**Given request:**
For every line in the records that has the word "услуги", make a copy.

--- start Material shown ---

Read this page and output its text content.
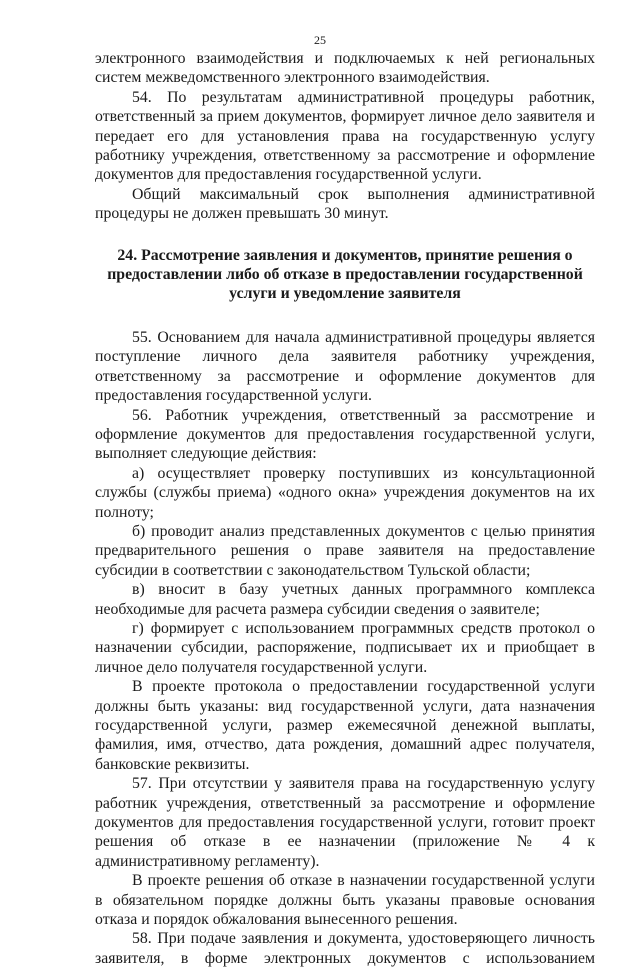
25

электронного взаимодействия и подключаемых к ней региональных систем межведомственного электронного взаимодействия.

54. По результатам административной процедуры работник, ответственный за прием документов, формирует личное дело заявителя и передает его для установления права на государственную услугу работнику учреждения, ответственному за рассмотрение и оформление документов для предоставления государственной услуги.

Общий максимальный срок выполнения административной процедуры не должен превышать 30 минут.

24. Рассмотрение заявления и документов, принятие решения о предоставлении либо об отказе в предоставлении государственной услуги и уведомление заявителя

55. Основанием для начала административной процедуры является поступление личного дела заявителя работнику учреждения, ответственному за рассмотрение и оформление документов для предоставления государственной услуги.

56. Работник учреждения, ответственный за рассмотрение и оформление документов для предоставления государственной услуги, выполняет следующие действия:

а) осуществляет проверку поступивших из консультационной службы (службы приема) «одного окна» учреждения документов на их полноту;

б) проводит анализ представленных документов с целью принятия предварительного решения о праве заявителя на предоставление субсидии в соответствии с законодательством Тульской области;

в) вносит в базу учетных данных программного комплекса необходимые для расчета размера субсидии сведения о заявителе;

г) формирует с использованием программных средств протокол о назначении субсидии, распоряжение, подписывает их и приобщает в личное дело получателя государственной услуги.

В проекте протокола о предоставлении государственной услуги должны быть указаны: вид государственной услуги, дата назначения государственной услуги, размер ежемесячной денежной выплаты, фамилия, имя, отчество, дата рождения, домашний адрес получателя, банковские реквизиты.

57. При отсутствии у заявителя права на государственную услугу работник учреждения, ответственный за рассмотрение и оформление документов для предоставления государственной услуги, готовит проект решения об отказе в ее назначении (приложение № 4 к административному регламенту).

В проекте решения об отказе в назначении государственной услуги в обязательном порядке должны быть указаны правовые основания отказа и порядок обжалования вынесенного решения.

58. При подаче заявления и документа, удостоверяющего личность заявителя, в форме электронных документов с использованием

--- end Material shown ---

**Written solution:**
54. По результатам административной процедуры работник, ответственный за прием документов, формирует личное дело заявителя и передает его для установления права на государственную услугу работнику учреждения, ответственному за рассмотрение и оформление документов для предоставления государственной услуги.
24. Рассмотрение заявления и документов, принятие решения о предоставлении либо об отказе в предоставлении государственной услуги и уведомление заявителя
55. Основанием для начала административной процедуры является поступление личного дела заявителя работнику учреждения, ответственному за рассмотрение и оформление документов для предоставления государственной услуги.
56. Работник учреждения, ответственный за рассмотрение и оформление документов для предоставления государственной услуги, выполняет следующие действия:
г) формирует с использованием программных средств протокол о назначении субсидии, распоряжение, подписывает их и приобщает в личное дело получателя государственной услуги.
В проекте протокола о предоставлении государственной услуги должны быть указаны: вид государственной услуги, дата назначения государственной услуги, размер ежемесячной денежной выплаты, фамилия, имя, отчество, дата рождения, домашний адрес получателя, банковские реквизиты.
57. При отсутствии у заявителя права на государственную услугу работник учреждения, ответственный за рассмотрение и оформление документов для предоставления государственной услуги, готовит проект решения об отказе в ее назначении (приложение № 4 к административному регламенту).
В проекте решения об отказе в назначении государственной услуги в обязательном порядке должны быть указаны правовые основания отказа и порядок обжалования вынесенного решения.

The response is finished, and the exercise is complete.